<<<<
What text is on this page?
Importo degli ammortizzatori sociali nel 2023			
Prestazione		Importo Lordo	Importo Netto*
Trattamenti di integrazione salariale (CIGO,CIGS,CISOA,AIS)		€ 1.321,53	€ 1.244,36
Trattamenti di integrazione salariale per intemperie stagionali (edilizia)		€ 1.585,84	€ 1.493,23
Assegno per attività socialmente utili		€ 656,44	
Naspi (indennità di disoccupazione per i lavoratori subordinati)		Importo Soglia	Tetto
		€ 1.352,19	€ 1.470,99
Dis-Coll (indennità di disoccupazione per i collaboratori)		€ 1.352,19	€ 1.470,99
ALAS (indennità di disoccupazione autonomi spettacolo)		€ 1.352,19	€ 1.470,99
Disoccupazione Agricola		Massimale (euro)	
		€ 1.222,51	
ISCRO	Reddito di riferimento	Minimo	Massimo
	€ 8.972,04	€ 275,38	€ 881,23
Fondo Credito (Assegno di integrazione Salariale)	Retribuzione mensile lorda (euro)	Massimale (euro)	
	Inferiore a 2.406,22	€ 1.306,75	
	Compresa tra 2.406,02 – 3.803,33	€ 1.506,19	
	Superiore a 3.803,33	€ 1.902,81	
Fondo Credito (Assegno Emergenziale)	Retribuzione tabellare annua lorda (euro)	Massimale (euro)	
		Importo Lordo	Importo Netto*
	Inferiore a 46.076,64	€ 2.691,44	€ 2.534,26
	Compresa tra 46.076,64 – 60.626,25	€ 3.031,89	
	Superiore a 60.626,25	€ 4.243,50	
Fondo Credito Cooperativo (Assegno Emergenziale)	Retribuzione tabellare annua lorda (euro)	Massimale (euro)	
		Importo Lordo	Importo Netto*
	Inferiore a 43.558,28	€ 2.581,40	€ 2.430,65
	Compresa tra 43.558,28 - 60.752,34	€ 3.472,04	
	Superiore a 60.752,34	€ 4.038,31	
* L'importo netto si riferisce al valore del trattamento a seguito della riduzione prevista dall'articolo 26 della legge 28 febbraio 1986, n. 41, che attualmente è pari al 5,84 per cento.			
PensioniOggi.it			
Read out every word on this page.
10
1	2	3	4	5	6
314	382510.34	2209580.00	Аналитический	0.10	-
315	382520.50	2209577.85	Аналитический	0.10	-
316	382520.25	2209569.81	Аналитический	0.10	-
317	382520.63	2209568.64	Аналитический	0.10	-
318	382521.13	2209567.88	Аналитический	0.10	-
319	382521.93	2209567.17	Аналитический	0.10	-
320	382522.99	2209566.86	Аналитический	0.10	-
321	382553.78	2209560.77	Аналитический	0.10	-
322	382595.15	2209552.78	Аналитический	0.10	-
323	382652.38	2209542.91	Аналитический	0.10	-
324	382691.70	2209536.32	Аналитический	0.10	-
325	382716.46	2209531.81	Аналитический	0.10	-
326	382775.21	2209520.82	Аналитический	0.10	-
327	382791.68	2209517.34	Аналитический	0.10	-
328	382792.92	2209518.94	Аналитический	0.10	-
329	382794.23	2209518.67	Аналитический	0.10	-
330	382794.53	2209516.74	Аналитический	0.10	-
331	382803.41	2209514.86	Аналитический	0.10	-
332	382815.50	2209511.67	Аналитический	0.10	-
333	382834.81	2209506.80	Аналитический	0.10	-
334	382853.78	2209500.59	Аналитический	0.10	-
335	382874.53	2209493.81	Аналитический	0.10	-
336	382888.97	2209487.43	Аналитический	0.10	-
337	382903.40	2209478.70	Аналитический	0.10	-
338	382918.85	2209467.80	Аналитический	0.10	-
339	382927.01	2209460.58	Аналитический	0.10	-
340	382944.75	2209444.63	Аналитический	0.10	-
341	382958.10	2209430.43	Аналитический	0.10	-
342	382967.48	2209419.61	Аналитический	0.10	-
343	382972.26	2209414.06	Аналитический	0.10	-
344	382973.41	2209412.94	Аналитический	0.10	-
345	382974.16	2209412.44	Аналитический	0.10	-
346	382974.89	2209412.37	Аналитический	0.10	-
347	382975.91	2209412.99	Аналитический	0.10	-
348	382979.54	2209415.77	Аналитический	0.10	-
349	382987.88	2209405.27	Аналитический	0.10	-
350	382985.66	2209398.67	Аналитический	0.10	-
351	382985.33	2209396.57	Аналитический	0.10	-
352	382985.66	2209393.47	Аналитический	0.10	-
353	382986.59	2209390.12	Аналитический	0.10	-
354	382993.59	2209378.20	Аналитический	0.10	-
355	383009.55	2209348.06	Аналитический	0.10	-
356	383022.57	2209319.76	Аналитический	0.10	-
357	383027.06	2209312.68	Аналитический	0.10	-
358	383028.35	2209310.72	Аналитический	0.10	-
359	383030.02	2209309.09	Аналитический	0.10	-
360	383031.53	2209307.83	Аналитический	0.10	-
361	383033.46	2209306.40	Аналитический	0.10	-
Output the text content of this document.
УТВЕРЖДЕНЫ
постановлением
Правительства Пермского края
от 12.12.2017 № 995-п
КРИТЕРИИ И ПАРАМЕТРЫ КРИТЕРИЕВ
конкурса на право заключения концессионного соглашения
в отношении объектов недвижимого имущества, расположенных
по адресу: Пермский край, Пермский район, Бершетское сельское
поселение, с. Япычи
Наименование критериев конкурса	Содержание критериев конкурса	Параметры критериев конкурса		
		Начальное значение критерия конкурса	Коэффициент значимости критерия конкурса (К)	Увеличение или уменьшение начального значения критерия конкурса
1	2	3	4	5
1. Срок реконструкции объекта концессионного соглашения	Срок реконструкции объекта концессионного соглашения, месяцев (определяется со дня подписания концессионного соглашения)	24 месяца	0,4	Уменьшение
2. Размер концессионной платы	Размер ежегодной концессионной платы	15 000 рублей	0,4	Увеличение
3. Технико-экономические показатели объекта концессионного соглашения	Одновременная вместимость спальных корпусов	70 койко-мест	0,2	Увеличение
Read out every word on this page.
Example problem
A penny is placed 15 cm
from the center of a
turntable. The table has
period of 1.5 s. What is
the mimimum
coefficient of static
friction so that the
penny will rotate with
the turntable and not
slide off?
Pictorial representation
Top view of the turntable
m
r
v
>>>>
*WRITTEN EXERCISE:*
Recopy the entries above exactly, with every line included.

*FINAL ANSWER:*
What text is on this page?
Importo degli ammortizzatori sociali nel 2023			
Prestazione		Importo Lordo	Importo Netto*
Trattamenti di integrazione salariale (CIGO,CIGS,CISOA,AIS)		€ 1.321,53	€ 1.244,36
Trattamenti di integrazione salariale per intemperie stagionali (edilizia)		€ 1.585,84	€ 1.493,23
Assegno per attività socialmente utili		€ 656,44	
Naspi (indennità di disoccupazione per i lavoratori subordinati)		Importo Soglia	Tetto
		€ 1.352,19	€ 1.470,99
Dis-Coll (indennità di disoccupazione per i collaboratori)		€ 1.352,19	€ 1.470,99
ALAS (indennità di disoccupazione autonomi spettacolo)		€ 1.352,19	€ 1.470,99
Disoccupazione Agricola		Massimale (euro)	
		€ 1.222,51	
ISCRO	Reddito di riferimento	Minimo	Massimo
	€ 8.972,04	€ 275,38	€ 881,23
Fondo Credito (Assegno di integrazione Salariale)	Retribuzione mensile lorda (euro)	Massimale (euro)	
	Inferiore a 2.406,22	€ 1.306,75	
	Compresa tra 2.406,02 – 3.803,33	€ 1.506,19	
	Superiore a 3.803,33	€ 1.902,81	
Fondo Credito (Assegno Emergenziale)	Retribuzione tabellare annua lorda (euro)	Massimale (euro)	
		Importo Lordo	Importo Netto*
	Inferiore a 46.076,64	€ 2.691,44	€ 2.534,26
	Compresa tra 46.076,64 – 60.626,25	€ 3.031,89	
	Superiore a 60.626,25	€ 4.243,50	
Fondo Credito Cooperativo (Assegno Emergenziale)	Retribuzione tabellare annua lorda (euro)	Massimale (euro)	
		Importo Lordo	Importo Netto*
	Inferiore a 43.558,28	€ 2.581,40	€ 2.430,65
	Compresa tra 43.558,28 - 60.752,34	€ 3.472,04	
	Superiore a 60.752,34	€ 4.038,31	
* L'importo netto si riferisce al valore del trattamento a seguito della riduzione prevista dall'articolo 26 della legge 28 febbraio 1986, n. 41, che attualmente è pari al 5,84 per cento.			
PensioniOggi.it			
Read out every word on this page.
10
1	2	3	4	5	6
314	382510.34	2209580.00	Аналитический	0.10	-
315	382520.50	2209577.85	Аналитический	0.10	-
316	382520.25	2209569.81	Аналитический	0.10	-
317	382520.63	2209568.64	Аналитический	0.10	-
318	382521.13	2209567.88	Аналитический	0.10	-
319	382521.93	2209567.17	Аналитический	0.10	-
320	382522.99	2209566.86	Аналитический	0.10	-
321	382553.78	2209560.77	Аналитический	0.10	-
322	382595.15	2209552.78	Аналитический	0.10	-
323	382652.38	2209542.91	Аналитический	0.10	-
324	382691.70	2209536.32	Аналитический	0.10	-
325	382716.46	2209531.81	Аналитический	0.10	-
326	382775.21	2209520.82	Аналитический	0.10	-
327	382791.68	2209517.34	Аналитический	0.10	-
328	382792.92	2209518.94	Аналитический	0.10	-
329	382794.23	2209518.67	Аналитический	0.10	-
330	382794.53	2209516.74	Аналитический	0.10	-
331	382803.41	2209514.86	Аналитический	0.10	-
332	382815.50	2209511.67	Аналитический	0.10	-
333	382834.81	2209506.80	Аналитический	0.10	-
334	382853.78	2209500.59	Аналитический	0.10	-
335	382874.53	2209493.81	Аналитический	0.10	-
336	382888.97	2209487.43	Аналитический	0.10	-
337	382903.40	2209478.70	Аналитический	0.10	-
338	382918.85	2209467.80	Аналитический	0.10	-
339	382927.01	2209460.58	Аналитический	0.10	-
340	382944.75	2209444.63	Аналитический	0.10	-
341	382958.10	2209430.43	Аналитический	0.10	-
342	382967.48	2209419.61	Аналитический	0.10	-
343	382972.26	2209414.06	Аналитический	0.10	-
344	382973.41	2209412.94	Аналитический	0.10	-
345	382974.16	2209412.44	Аналитический	0.10	-
346	382974.89	2209412.37	Аналитический	0.10	-
347	382975.91	2209412.99	Аналитический	0.10	-
348	382979.54	2209415.77	Аналитический	0.10	-
349	382987.88	2209405.27	Аналитический	0.10	-
350	382985.66	2209398.67	Аналитический	0.10	-
351	382985.33	2209396.57	Аналитический	0.10	-
352	382985.66	2209393.47	Аналитический	0.10	-
353	382986.59	2209390.12	Аналитический	0.10	-
354	382993.59	2209378.20	Аналитический	0.10	-
355	383009.55	2209348.06	Аналитический	0.10	-
356	383022.57	2209319.76	Аналитический	0.10	-
357	383027.06	2209312.68	Аналитический	0.10	-
358	383028.35	2209310.72	Аналитический	0.10	-
359	383030.02	2209309.09	Аналитический	0.10	-
360	383031.53	2209307.83	Аналитический	0.10	-
361	383033.46	2209306.40	Аналитический	0.10	-
Output the text content of this document.
УТВЕРЖДЕНЫ
постановлением
Правительства Пермского края
от 12.12.2017 № 995-п
КРИТЕРИИ И ПАРАМЕТРЫ КРИТЕРИЕВ
конкурса на право заключения концессионного соглашения
в отношении объектов недвижимого имущества, расположенных
по адресу: Пермский край, Пермский район, Бершетское сельское
поселение, с. Япычи
Наименование критериев конкурса	Содержание критериев конкурса	Параметры критериев конкурса		
		Начальное значение критерия конкурса	Коэффициент значимости критерия конкурса (К)	Увеличение или уменьшение начального значения критерия конкурса
1	2	3	4	5
1. Срок реконструкции объекта концессионного соглашения	Срок реконструкции объекта концессионного соглашения, месяцев (определяется со дня подписания концессионного соглашения)	24 месяца	0,4	Уменьшение
2. Размер концессионной платы	Размер ежегодной концессионной платы	15 000 рублей	0,4	Увеличение
3. Технико-экономические показатели объекта концессионного соглашения	Одновременная вместимость спальных корпусов	70 койко-мест	0,2	Увеличение
Read out every word on this page.
Example problem
A penny is placed 15 cm
from the center of a
turntable. The table has
period of 1.5 s. What is
the mimimum
coefficient of static
friction so that the
penny will rotate with
the turntable and not
slide off?
Pictorial representation
Top view of the turntable
m
r
v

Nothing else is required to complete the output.